[HOW TO COMPLETE THIS TASK]: From the records, return each line that has the word "cumulative" in it.
*****
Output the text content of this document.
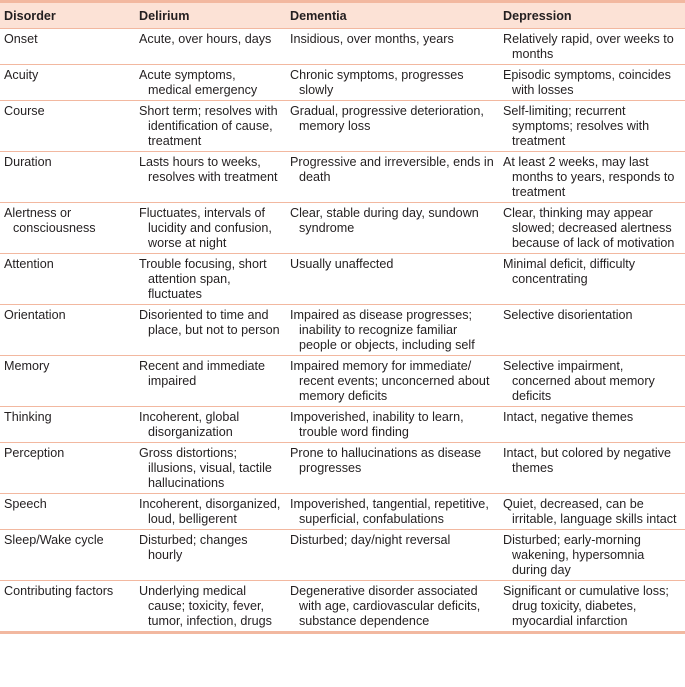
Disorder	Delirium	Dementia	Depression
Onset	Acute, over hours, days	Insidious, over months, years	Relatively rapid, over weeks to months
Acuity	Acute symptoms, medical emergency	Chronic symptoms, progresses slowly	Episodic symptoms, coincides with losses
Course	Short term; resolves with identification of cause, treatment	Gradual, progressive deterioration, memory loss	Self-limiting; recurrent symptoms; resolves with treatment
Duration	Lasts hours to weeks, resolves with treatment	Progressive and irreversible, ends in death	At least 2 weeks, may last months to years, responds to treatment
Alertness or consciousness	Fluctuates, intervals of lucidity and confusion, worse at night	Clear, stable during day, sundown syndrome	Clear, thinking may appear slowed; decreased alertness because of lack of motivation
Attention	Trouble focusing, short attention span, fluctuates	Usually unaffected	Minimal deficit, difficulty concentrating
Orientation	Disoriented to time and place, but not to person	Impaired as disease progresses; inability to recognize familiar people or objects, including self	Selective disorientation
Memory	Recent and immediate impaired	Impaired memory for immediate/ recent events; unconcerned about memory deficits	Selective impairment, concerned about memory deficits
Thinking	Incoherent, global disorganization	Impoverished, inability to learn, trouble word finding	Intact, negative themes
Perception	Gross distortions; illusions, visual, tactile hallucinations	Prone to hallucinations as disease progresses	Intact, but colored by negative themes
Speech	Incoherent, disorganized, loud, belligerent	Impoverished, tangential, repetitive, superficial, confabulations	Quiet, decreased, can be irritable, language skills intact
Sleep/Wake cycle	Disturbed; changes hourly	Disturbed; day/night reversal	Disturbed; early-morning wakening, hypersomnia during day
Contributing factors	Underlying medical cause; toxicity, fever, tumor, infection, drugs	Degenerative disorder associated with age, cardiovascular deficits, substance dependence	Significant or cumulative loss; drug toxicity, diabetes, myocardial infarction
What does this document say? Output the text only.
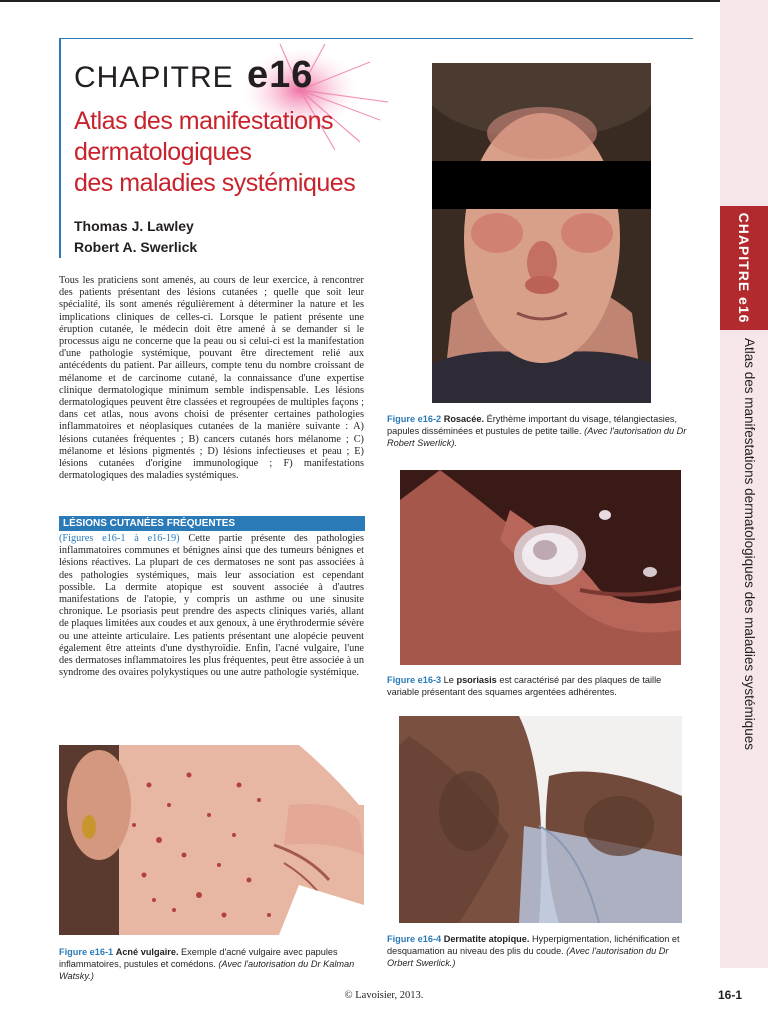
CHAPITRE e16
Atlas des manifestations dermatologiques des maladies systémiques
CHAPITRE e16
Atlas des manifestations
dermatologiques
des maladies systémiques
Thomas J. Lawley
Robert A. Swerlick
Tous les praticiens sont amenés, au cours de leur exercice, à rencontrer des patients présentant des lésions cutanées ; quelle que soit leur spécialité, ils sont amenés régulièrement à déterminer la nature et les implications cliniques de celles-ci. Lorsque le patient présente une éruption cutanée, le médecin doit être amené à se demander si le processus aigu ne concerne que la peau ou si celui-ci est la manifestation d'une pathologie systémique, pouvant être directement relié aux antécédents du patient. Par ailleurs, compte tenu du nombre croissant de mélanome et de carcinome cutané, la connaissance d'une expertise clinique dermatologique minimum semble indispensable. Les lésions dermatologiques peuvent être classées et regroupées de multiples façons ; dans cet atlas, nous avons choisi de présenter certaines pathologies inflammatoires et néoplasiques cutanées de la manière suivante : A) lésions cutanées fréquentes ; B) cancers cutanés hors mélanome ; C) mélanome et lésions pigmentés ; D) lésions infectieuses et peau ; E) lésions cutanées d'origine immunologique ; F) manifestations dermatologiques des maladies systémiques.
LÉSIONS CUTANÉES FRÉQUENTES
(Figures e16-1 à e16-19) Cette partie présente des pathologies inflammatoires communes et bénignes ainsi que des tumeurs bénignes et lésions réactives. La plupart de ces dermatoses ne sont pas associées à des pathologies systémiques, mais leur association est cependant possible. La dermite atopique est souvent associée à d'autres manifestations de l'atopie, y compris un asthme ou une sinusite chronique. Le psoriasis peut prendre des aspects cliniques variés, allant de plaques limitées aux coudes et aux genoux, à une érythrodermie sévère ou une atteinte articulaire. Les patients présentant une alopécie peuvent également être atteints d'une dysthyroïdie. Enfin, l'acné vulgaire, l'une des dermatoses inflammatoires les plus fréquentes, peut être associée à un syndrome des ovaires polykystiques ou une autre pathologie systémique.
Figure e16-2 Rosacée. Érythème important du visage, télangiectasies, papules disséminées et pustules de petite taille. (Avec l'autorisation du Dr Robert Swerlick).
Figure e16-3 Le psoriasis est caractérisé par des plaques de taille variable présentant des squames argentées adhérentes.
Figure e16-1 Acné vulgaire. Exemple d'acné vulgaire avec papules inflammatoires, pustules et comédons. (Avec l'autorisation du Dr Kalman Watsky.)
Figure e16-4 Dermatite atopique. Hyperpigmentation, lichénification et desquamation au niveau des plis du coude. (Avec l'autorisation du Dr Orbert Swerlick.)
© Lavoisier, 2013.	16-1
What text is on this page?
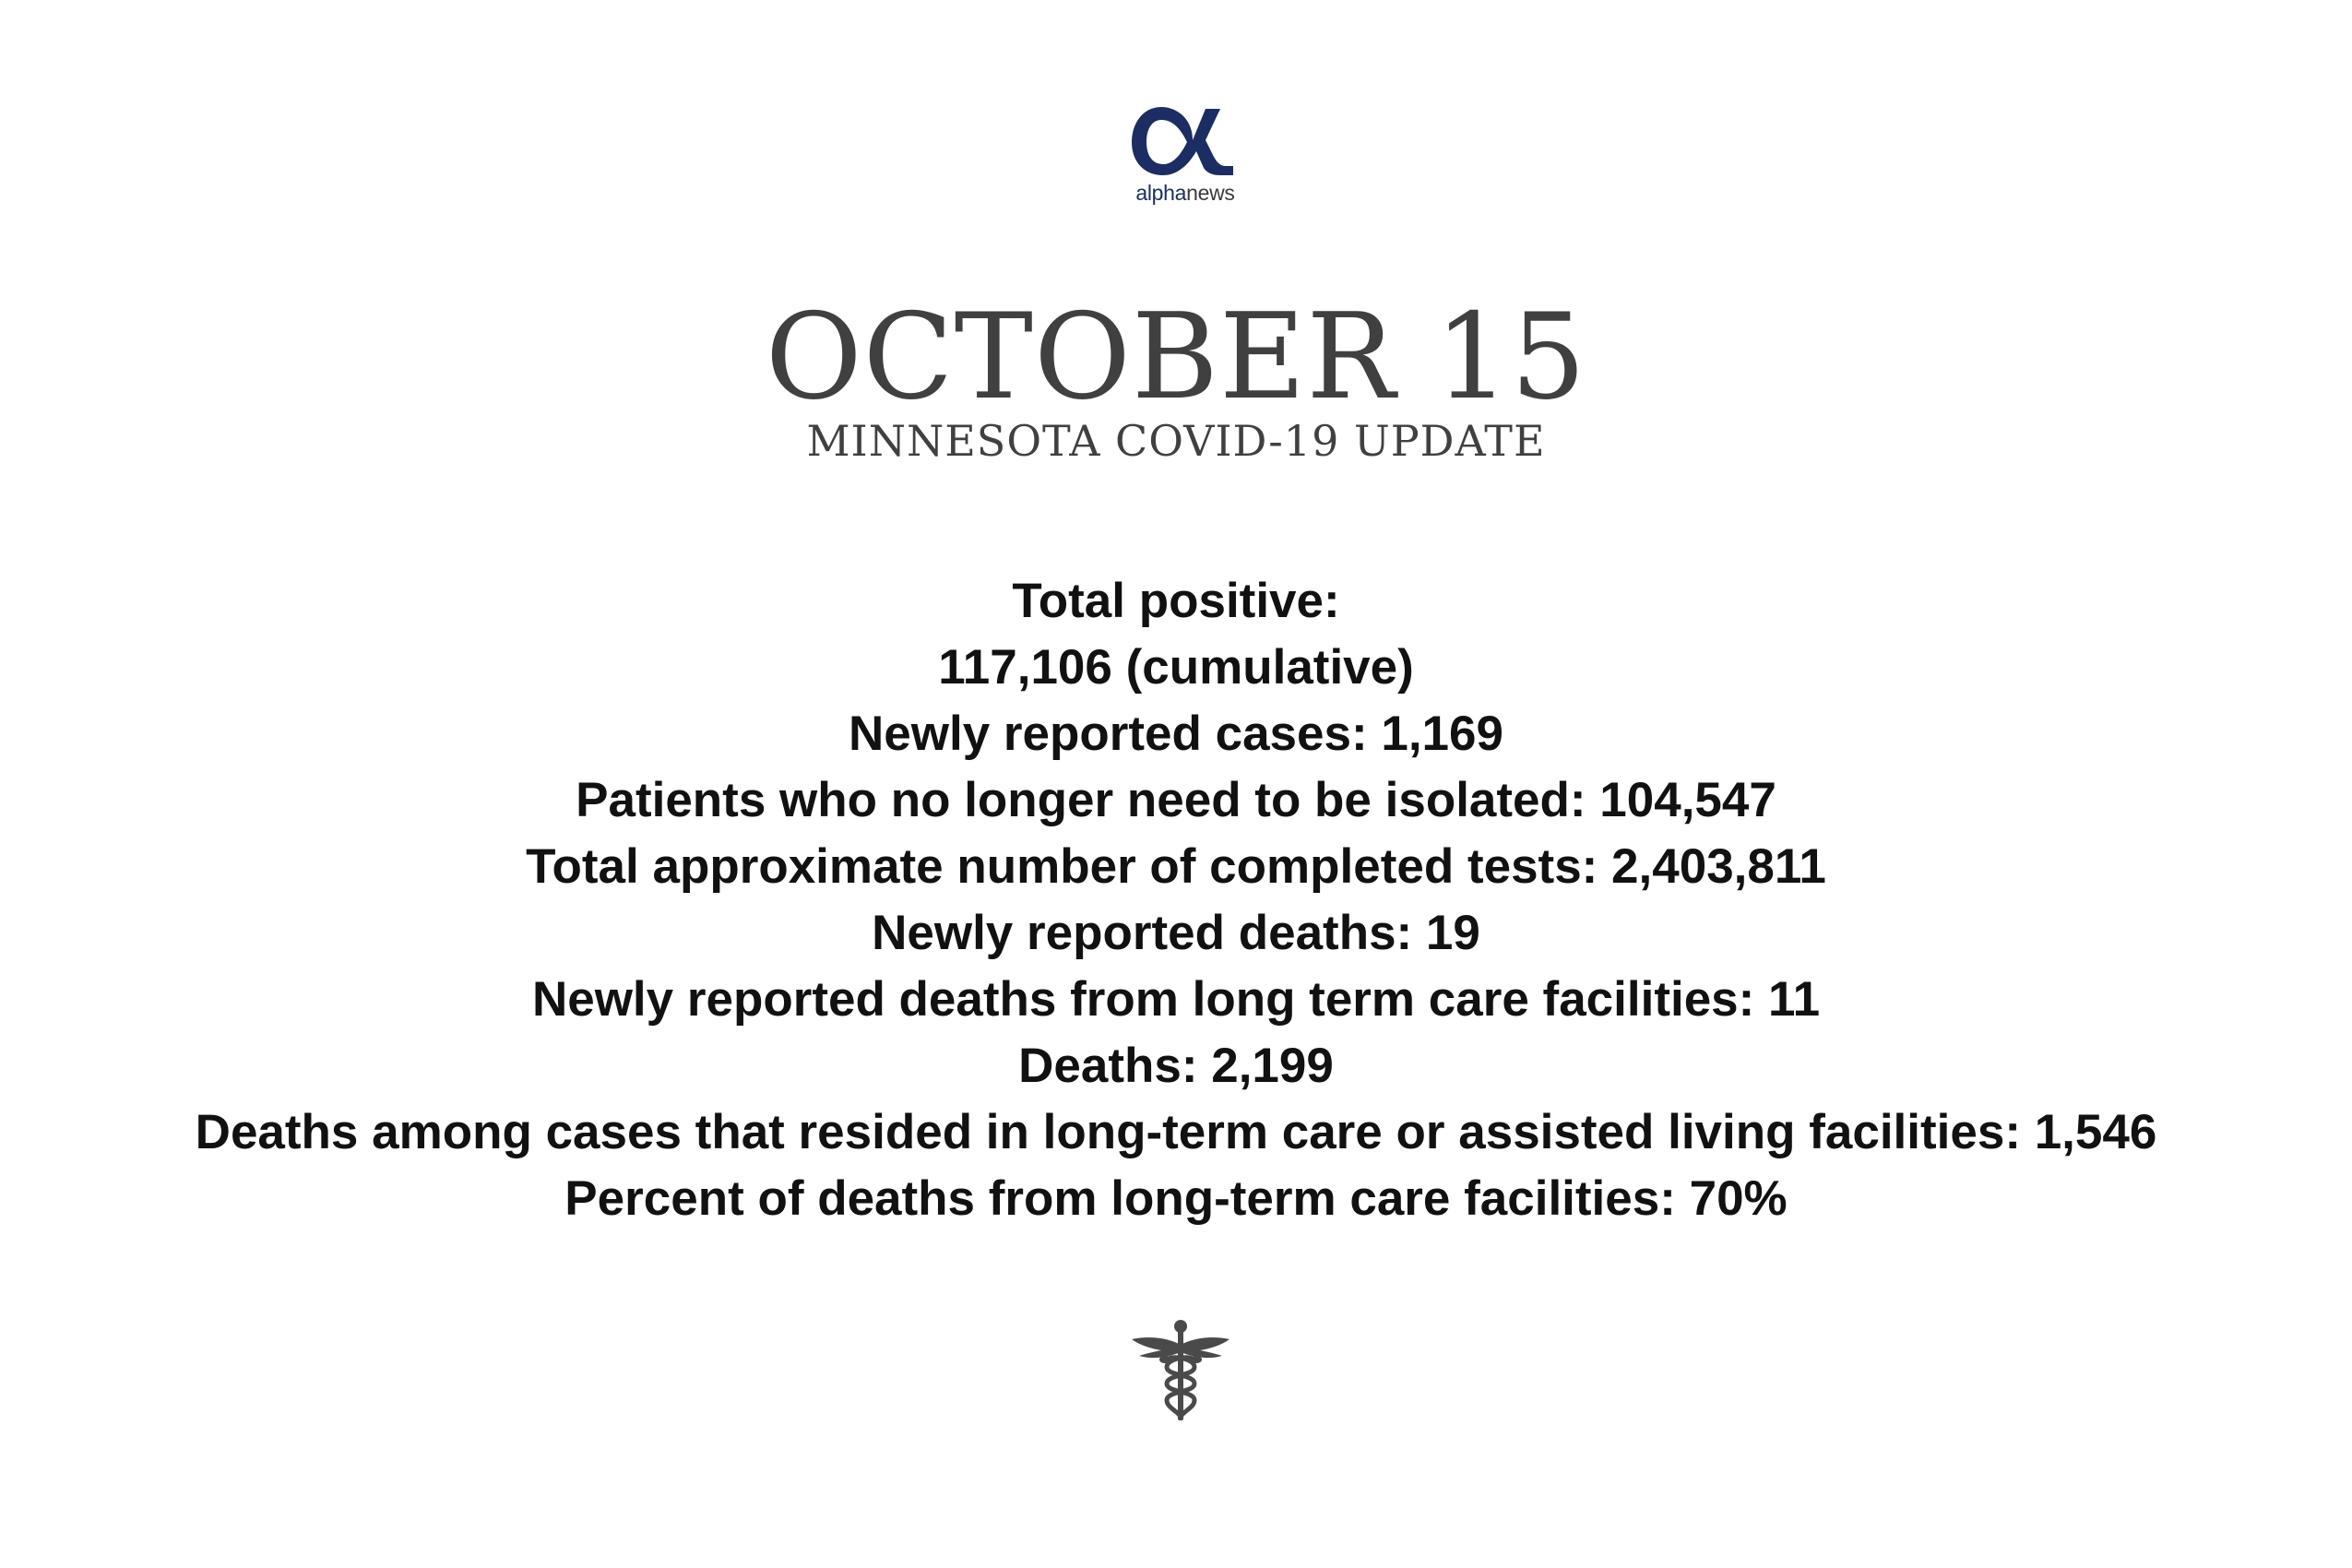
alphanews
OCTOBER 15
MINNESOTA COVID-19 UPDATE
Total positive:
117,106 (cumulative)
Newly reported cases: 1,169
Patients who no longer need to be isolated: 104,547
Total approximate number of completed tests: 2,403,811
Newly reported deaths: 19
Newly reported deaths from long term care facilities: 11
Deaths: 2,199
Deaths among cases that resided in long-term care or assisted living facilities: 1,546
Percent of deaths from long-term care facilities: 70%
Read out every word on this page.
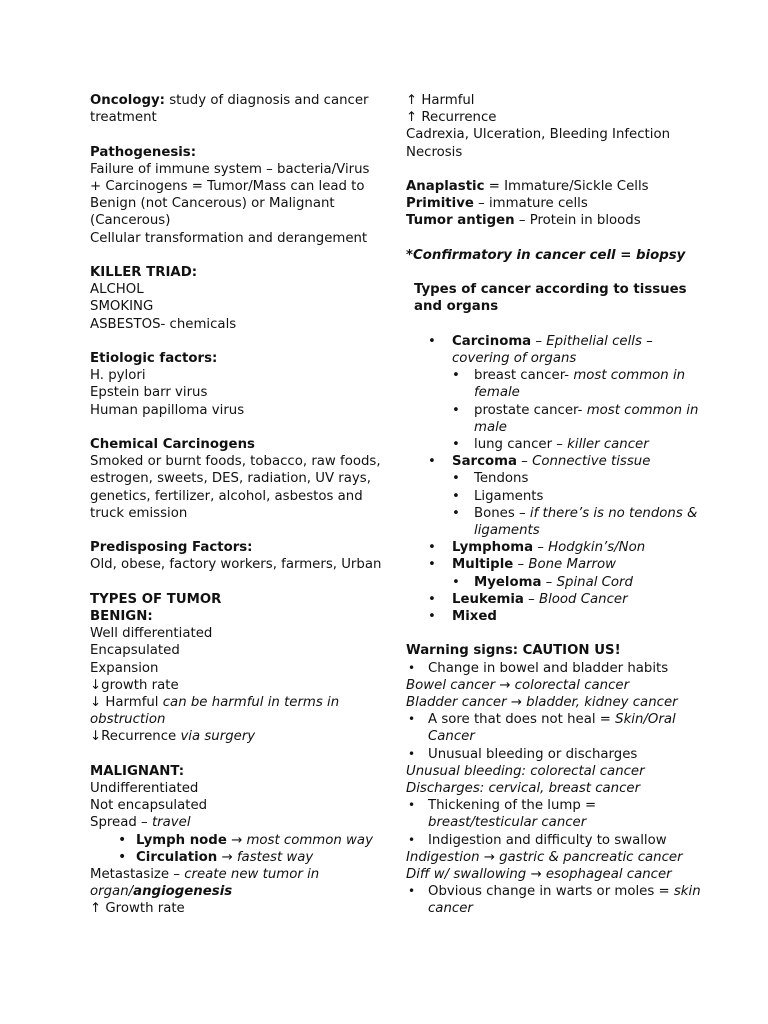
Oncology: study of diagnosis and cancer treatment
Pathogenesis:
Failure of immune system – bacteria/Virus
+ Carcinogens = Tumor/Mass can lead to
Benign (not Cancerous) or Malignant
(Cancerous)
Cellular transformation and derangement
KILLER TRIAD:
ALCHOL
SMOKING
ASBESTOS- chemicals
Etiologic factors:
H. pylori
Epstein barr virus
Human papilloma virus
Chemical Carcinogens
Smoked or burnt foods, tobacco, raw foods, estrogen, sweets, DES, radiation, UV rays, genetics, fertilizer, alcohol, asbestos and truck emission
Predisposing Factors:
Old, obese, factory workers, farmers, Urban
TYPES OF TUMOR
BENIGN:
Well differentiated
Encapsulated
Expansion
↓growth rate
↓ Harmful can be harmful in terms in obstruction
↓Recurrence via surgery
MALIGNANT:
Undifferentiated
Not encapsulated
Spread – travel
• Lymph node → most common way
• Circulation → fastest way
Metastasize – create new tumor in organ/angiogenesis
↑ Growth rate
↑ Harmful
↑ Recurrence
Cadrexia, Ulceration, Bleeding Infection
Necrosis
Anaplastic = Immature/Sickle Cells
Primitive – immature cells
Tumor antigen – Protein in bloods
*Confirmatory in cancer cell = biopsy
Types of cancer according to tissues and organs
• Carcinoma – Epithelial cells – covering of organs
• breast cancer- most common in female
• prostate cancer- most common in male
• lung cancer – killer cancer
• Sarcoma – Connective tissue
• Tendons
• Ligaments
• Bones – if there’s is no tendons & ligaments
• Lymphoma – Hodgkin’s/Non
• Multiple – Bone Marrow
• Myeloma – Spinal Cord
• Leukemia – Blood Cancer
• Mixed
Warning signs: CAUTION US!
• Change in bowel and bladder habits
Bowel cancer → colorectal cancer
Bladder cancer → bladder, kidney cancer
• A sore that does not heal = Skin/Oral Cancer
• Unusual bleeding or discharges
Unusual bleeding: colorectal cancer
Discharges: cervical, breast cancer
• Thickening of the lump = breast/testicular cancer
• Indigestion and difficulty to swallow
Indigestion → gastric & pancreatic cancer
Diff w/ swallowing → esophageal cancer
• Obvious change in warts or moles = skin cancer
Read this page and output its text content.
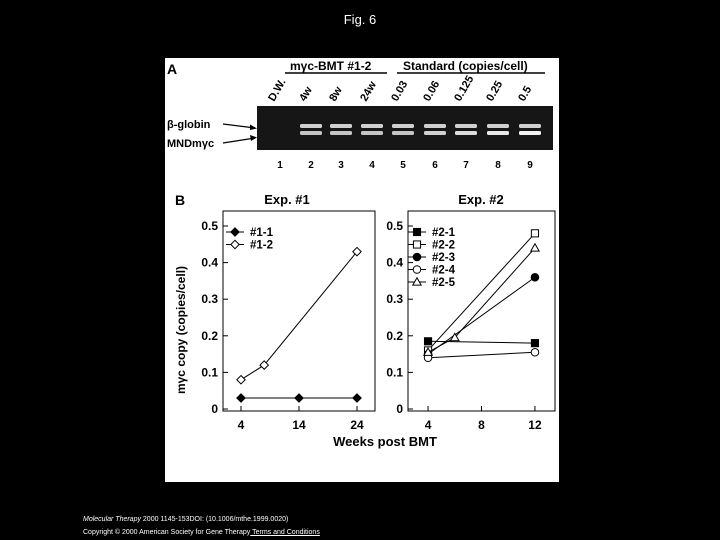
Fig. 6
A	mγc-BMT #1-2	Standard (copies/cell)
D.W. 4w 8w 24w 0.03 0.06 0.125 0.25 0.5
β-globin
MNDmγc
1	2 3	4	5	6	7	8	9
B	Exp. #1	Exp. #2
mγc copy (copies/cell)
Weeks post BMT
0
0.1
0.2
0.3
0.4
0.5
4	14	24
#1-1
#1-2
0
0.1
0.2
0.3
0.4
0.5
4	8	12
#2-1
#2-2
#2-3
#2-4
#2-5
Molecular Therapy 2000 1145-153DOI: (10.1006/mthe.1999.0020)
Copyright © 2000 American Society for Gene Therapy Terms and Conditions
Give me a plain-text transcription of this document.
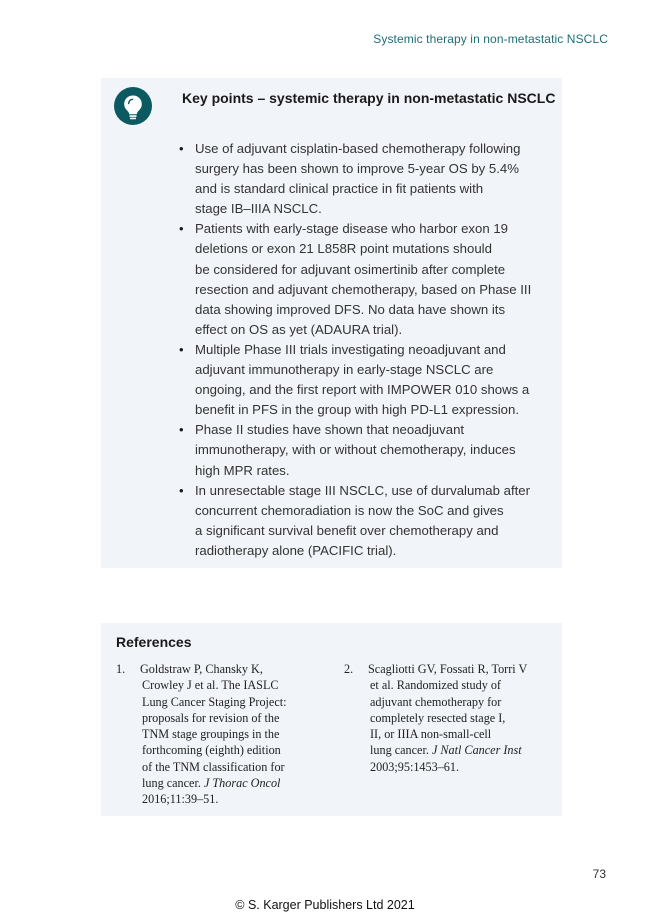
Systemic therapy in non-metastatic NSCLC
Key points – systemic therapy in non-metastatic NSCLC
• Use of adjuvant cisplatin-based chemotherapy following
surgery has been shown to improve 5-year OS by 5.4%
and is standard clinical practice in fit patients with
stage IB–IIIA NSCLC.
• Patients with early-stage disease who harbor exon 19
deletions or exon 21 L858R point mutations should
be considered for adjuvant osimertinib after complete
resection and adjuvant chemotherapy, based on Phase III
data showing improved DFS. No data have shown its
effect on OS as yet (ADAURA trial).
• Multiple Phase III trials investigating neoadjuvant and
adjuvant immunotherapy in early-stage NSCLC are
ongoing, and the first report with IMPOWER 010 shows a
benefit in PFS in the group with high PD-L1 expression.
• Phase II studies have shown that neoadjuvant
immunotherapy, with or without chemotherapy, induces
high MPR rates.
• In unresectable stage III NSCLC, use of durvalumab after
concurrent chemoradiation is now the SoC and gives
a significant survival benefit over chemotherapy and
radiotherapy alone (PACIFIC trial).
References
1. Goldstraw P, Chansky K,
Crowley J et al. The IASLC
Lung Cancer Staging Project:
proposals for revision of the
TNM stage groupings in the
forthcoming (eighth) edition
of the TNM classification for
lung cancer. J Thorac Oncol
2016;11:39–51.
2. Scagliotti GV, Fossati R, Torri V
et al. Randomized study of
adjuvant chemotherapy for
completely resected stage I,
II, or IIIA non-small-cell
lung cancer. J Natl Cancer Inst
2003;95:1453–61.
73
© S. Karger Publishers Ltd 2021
*****
[TASK SOLUTION]:
Contributing factors	Underlying medical cause; toxicity, fever, tumor, infection, drugs	Degenerative disorder associated with age, cardiovascular deficits, substance dependence	Significant or cumulative loss; drug toxicity, diabetes, myocardial infarction
117,106 (cumulative)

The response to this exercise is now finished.